**Description of the task**
Your task is to quote the material that follows, in full and exactly.

════

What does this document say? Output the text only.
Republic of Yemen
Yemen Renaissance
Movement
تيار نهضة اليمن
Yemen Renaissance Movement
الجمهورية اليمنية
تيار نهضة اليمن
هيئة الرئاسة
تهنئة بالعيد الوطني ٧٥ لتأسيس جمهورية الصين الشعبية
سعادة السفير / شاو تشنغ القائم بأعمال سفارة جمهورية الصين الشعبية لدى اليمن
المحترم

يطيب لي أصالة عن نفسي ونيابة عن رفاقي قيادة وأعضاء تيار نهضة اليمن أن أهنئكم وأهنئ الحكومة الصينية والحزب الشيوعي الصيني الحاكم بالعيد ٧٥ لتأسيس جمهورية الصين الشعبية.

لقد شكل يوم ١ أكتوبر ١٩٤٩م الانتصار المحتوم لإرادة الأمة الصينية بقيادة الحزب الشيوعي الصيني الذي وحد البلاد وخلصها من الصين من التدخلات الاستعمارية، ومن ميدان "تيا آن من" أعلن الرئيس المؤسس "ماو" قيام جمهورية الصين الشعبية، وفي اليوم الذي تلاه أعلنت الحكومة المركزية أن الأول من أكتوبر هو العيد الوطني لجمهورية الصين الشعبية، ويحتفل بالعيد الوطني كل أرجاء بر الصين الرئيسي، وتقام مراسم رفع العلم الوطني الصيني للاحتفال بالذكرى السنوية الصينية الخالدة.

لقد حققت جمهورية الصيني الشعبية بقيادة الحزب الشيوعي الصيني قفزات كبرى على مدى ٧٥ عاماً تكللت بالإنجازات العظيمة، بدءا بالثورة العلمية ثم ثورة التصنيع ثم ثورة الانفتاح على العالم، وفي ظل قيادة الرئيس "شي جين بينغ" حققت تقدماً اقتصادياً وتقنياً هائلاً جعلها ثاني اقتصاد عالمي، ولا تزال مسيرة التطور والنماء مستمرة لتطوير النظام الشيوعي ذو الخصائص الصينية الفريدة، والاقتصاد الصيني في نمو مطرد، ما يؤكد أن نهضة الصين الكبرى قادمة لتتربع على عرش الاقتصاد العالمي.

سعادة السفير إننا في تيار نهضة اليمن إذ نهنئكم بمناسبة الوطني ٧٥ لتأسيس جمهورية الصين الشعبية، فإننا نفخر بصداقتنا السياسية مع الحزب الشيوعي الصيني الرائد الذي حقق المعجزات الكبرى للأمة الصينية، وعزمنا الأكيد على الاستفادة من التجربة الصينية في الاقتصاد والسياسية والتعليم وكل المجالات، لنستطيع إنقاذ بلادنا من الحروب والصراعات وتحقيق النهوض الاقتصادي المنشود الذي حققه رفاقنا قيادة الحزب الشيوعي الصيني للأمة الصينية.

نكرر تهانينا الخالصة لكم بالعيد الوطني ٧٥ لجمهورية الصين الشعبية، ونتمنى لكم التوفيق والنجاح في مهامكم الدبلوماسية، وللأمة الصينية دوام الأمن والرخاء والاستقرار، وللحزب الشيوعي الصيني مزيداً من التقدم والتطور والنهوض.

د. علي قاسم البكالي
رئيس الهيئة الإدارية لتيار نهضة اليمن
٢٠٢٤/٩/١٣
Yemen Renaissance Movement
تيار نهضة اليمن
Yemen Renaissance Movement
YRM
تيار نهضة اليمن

════

**Written response**
What does this document say? Output the text only.
Republic of Yemen
Yemen Renaissance
Movement
تيار نهضة اليمن
Yemen Renaissance Movement
الجمهورية اليمنية
تيار نهضة اليمن
هيئة الرئاسة
تهنئة بالعيد الوطني ٧٥ لتأسيس جمهورية الصين الشعبية
سعادة السفير / شاو تشنغ القائم بأعمال سفارة جمهورية الصين الشعبية لدى اليمن
المحترم

يطيب لي أصالة عن نفسي ونيابة عن رفاقي قيادة وأعضاء تيار نهضة اليمن أن أهنئكم وأهنئ الحكومة الصينية والحزب الشيوعي الصيني الحاكم بالعيد ٧٥ لتأسيس جمهورية الصين الشعبية.

لقد شكل يوم ١ أكتوبر ١٩٤٩م الانتصار المحتوم لإرادة الأمة الصينية بقيادة الحزب الشيوعي الصيني الذي وحد البلاد وخلصها من الصين من التدخلات الاستعمارية، ومن ميدان "تيا آن من" أعلن الرئيس المؤسس "ماو" قيام جمهورية الصين الشعبية، وفي اليوم الذي تلاه أعلنت الحكومة المركزية أن الأول من أكتوبر هو العيد الوطني لجمهورية الصين الشعبية، ويحتفل بالعيد الوطني كل أرجاء بر الصين الرئيسي، وتقام مراسم رفع العلم الوطني الصيني للاحتفال بالذكرى السنوية الصينية الخالدة.

لقد حققت جمهورية الصيني الشعبية بقيادة الحزب الشيوعي الصيني قفزات كبرى على مدى ٧٥ عاماً تكللت بالإنجازات العظيمة، بدءا بالثورة العلمية ثم ثورة التصنيع ثم ثورة الانفتاح على العالم، وفي ظل قيادة الرئيس "شي جين بينغ" حققت تقدماً اقتصادياً وتقنياً هائلاً جعلها ثاني اقتصاد عالمي، ولا تزال مسيرة التطور والنماء مستمرة لتطوير النظام الشيوعي ذو الخصائص الصينية الفريدة، والاقتصاد الصيني في نمو مطرد، ما يؤكد أن نهضة الصين الكبرى قادمة لتتربع على عرش الاقتصاد العالمي.

سعادة السفير إننا في تيار نهضة اليمن إذ نهنئكم بمناسبة الوطني ٧٥ لتأسيس جمهورية الصين الشعبية، فإننا نفخر بصداقتنا السياسية مع الحزب الشيوعي الصيني الرائد الذي حقق المعجزات الكبرى للأمة الصينية، وعزمنا الأكيد على الاستفادة من التجربة الصينية في الاقتصاد والسياسية والتعليم وكل المجالات، لنستطيع إنقاذ بلادنا من الحروب والصراعات وتحقيق النهوض الاقتصادي المنشود الذي حققه رفاقنا قيادة الحزب الشيوعي الصيني للأمة الصينية.

نكرر تهانينا الخالصة لكم بالعيد الوطني ٧٥ لجمهورية الصين الشعبية، ونتمنى لكم التوفيق والنجاح في مهامكم الدبلوماسية، وللأمة الصينية دوام الأمن والرخاء والاستقرار، وللحزب الشيوعي الصيني مزيداً من التقدم والتطور والنهوض.

د. علي قاسم البكالي
رئيس الهيئة الإدارية لتيار نهضة اليمن
٢٠٢٤/٩/١٣
Yemen Renaissance Movement
تيار نهضة اليمن
Yemen Renaissance Movement
YRM
تيار نهضة اليمن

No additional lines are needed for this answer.